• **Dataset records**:
·····
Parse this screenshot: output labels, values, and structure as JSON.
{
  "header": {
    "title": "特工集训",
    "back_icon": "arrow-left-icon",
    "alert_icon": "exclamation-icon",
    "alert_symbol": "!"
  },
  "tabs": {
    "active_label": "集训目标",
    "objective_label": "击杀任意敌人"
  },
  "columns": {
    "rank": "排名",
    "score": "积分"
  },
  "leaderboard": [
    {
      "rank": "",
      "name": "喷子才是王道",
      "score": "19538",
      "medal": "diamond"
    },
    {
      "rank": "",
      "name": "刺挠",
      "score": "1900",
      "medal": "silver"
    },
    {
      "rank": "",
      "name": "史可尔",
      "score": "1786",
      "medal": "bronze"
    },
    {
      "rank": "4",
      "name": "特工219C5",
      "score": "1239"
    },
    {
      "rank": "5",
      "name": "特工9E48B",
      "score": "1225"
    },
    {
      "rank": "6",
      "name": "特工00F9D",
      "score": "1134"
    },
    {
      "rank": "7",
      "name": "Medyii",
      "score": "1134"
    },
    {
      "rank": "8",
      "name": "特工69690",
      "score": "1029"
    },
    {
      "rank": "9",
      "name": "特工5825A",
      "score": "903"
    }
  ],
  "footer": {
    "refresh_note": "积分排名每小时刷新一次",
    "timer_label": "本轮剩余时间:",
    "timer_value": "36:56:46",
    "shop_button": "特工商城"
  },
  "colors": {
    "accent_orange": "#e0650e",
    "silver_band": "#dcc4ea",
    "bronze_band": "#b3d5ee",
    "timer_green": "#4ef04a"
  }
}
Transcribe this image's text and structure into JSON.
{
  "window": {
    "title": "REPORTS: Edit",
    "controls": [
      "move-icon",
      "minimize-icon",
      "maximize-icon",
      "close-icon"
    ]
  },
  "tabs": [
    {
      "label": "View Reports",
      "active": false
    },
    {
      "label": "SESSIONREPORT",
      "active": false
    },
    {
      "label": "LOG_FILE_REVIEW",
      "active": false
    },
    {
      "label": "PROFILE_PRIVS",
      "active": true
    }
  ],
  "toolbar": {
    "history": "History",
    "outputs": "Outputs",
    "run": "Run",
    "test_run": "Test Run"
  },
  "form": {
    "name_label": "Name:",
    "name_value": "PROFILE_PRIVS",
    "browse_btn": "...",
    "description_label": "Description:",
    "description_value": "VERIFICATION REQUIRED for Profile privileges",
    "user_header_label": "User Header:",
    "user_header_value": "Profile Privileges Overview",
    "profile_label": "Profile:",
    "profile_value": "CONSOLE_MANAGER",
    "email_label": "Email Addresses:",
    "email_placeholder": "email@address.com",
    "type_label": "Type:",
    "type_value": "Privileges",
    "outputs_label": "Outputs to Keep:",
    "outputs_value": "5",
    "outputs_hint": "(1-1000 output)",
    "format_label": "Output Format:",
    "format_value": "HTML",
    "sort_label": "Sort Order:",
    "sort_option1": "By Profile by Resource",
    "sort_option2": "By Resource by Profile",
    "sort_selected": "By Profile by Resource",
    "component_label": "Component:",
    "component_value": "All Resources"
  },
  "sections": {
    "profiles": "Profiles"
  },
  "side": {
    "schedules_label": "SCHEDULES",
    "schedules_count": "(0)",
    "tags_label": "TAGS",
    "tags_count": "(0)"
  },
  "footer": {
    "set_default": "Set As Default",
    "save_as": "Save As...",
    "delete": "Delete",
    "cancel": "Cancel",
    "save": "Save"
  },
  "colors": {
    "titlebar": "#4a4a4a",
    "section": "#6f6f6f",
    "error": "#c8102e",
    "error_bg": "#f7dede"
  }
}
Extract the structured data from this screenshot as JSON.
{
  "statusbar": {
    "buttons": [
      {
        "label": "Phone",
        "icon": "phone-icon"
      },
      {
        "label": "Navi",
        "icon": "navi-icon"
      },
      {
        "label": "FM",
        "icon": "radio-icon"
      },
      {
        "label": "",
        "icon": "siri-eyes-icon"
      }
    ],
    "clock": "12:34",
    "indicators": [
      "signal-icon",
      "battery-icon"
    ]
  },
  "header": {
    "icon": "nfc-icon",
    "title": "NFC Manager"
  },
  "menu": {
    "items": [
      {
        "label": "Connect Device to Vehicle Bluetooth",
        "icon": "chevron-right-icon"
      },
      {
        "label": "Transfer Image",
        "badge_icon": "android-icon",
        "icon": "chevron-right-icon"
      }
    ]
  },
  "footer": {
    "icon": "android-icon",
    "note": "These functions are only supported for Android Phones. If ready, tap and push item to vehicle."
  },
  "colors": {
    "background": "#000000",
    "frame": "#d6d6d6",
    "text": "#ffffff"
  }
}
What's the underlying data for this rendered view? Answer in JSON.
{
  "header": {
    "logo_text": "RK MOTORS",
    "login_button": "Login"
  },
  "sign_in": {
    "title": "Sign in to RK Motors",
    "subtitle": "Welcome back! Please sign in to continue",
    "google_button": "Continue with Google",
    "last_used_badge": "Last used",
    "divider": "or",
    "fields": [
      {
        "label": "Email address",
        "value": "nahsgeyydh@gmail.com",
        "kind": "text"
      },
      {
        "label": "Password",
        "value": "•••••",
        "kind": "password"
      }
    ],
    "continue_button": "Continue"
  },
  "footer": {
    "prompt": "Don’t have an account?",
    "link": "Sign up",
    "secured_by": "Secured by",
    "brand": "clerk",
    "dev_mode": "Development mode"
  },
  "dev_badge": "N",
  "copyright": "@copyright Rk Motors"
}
·····
• **Objective**:
Each record above should be output again exactly.

• **Correct result**:
Parse this screenshot: output labels, values, and structure as JSON.
{
  "header": {
    "title": "特工集训",
    "back_icon": "arrow-left-icon",
    "alert_icon": "exclamation-icon",
    "alert_symbol": "!"
  },
  "tabs": {
    "active_label": "集训目标",
    "objective_label": "击杀任意敌人"
  },
  "columns": {
    "rank": "排名",
    "score": "积分"
  },
  "leaderboard": [
    {
      "rank": "",
      "name": "喷子才是王道",
      "score": "19538",
      "medal": "diamond"
    },
    {
      "rank": "",
      "name": "刺挠",
      "score": "1900",
      "medal": "silver"
    },
    {
      "rank": "",
      "name": "史可尔",
      "score": "1786",
      "medal": "bronze"
    },
    {
      "rank": "4",
      "name": "特工219C5",
      "score": "1239"
    },
    {
      "rank": "5",
      "name": "特工9E48B",
      "score": "1225"
    },
    {
      "rank": "6",
      "name": "特工00F9D",
      "score": "1134"
    },
    {
      "rank": "7",
      "name": "Medyii",
      "score": "1134"
    },
    {
      "rank": "8",
      "name": "特工69690",
      "score": "1029"
    },
    {
      "rank": "9",
      "name": "特工5825A",
      "score": "903"
    }
  ],
  "footer": {
    "refresh_note": "积分排名每小时刷新一次",
    "timer_label": "本轮剩余时间:",
    "timer_value": "36:56:46",
    "shop_button": "特工商城"
  },
  "colors": {
    "accent_orange": "#e0650e",
    "silver_band": "#dcc4ea",
    "bronze_band": "#b3d5ee",
    "timer_green": "#4ef04a"
  }
}
Transcribe this image's text and structure into JSON.
{
  "window": {
    "title": "REPORTS: Edit",
    "controls": [
      "move-icon",
      "minimize-icon",
      "maximize-icon",
      "close-icon"
    ]
  },
  "tabs": [
    {
      "label": "View Reports",
      "active": false
    },
    {
      "label": "SESSIONREPORT",
      "active": false
    },
    {
      "label": "LOG_FILE_REVIEW",
      "active": false
    },
    {
      "label": "PROFILE_PRIVS",
      "active": true
    }
  ],
  "toolbar": {
    "history": "History",
    "outputs": "Outputs",
    "run": "Run",
    "test_run": "Test Run"
  },
  "form": {
    "name_label": "Name:",
    "name_value": "PROFILE_PRIVS",
    "browse_btn": "...",
    "description_label": "Description:",
    "description_value": "VERIFICATION REQUIRED for Profile privileges",
    "user_header_label": "User Header:",
    "user_header_value": "Profile Privileges Overview",
    "profile_label": "Profile:",
    "profile_value": "CONSOLE_MANAGER",
    "email_label": "Email Addresses:",
    "email_placeholder": "email@address.com",
    "type_label": "Type:",
    "type_value": "Privileges",
    "outputs_label": "Outputs to Keep:",
    "outputs_value": "5",
    "outputs_hint": "(1-1000 output)",
    "format_label": "Output Format:",
    "format_value": "HTML",
    "sort_label": "Sort Order:",
    "sort_option1": "By Profile by Resource",
    "sort_option2": "By Resource by Profile",
    "sort_selected": "By Profile by Resource",
    "component_label": "Component:",
    "component_value": "All Resources"
  },
  "sections": {
    "profiles": "Profiles"
  },
  "side": {
    "schedules_label": "SCHEDULES",
    "schedules_count": "(0)",
    "tags_label": "TAGS",
    "tags_count": "(0)"
  },
  "footer": {
    "set_default": "Set As Default",
    "save_as": "Save As...",
    "delete": "Delete",
    "cancel": "Cancel",
    "save": "Save"
  },
  "colors": {
    "titlebar": "#4a4a4a",
    "section": "#6f6f6f",
    "error": "#c8102e",
    "error_bg": "#f7dede"
  }
}
Extract the structured data from this screenshot as JSON.
{
  "statusbar": {
    "buttons": [
      {
        "label": "Phone",
        "icon": "phone-icon"
      },
      {
        "label": "Navi",
        "icon": "navi-icon"
      },
      {
        "label": "FM",
        "icon": "radio-icon"
      },
      {
        "label": "",
        "icon": "siri-eyes-icon"
      }
    ],
    "clock": "12:34",
    "indicators": [
      "signal-icon",
      "battery-icon"
    ]
  },
  "header": {
    "icon": "nfc-icon",
    "title": "NFC Manager"
  },
  "menu": {
    "items": [
      {
        "label": "Connect Device to Vehicle Bluetooth",
        "icon": "chevron-right-icon"
      },
      {
        "label": "Transfer Image",
        "badge_icon": "android-icon",
        "icon": "chevron-right-icon"
      }
    ]
  },
  "footer": {
    "icon": "android-icon",
    "note": "These functions are only supported for Android Phones. If ready, tap and push item to vehicle."
  },
  "colors": {
    "background": "#000000",
    "frame": "#d6d6d6",
    "text": "#ffffff"
  }
}
What's the underlying data for this rendered view? Answer in JSON.
{
  "header": {
    "logo_text": "RK MOTORS",
    "login_button": "Login"
  },
  "sign_in": {
    "title": "Sign in to RK Motors",
    "subtitle": "Welcome back! Please sign in to continue",
    "google_button": "Continue with Google",
    "last_used_badge": "Last used",
    "divider": "or",
    "fields": [
      {
        "label": "Email address",
        "value": "nahsgeyydh@gmail.com",
        "kind": "text"
      },
      {
        "label": "Password",
        "value": "•••••",
        "kind": "password"
      }
    ],
    "continue_button": "Continue"
  },
  "footer": {
    "prompt": "Don’t have an account?",
    "link": "Sign up",
    "secured_by": "Secured by",
    "brand": "clerk",
    "dev_mode": "Development mode"
  },
  "dev_badge": "N",
  "copyright": "@copyright Rk Motors"
}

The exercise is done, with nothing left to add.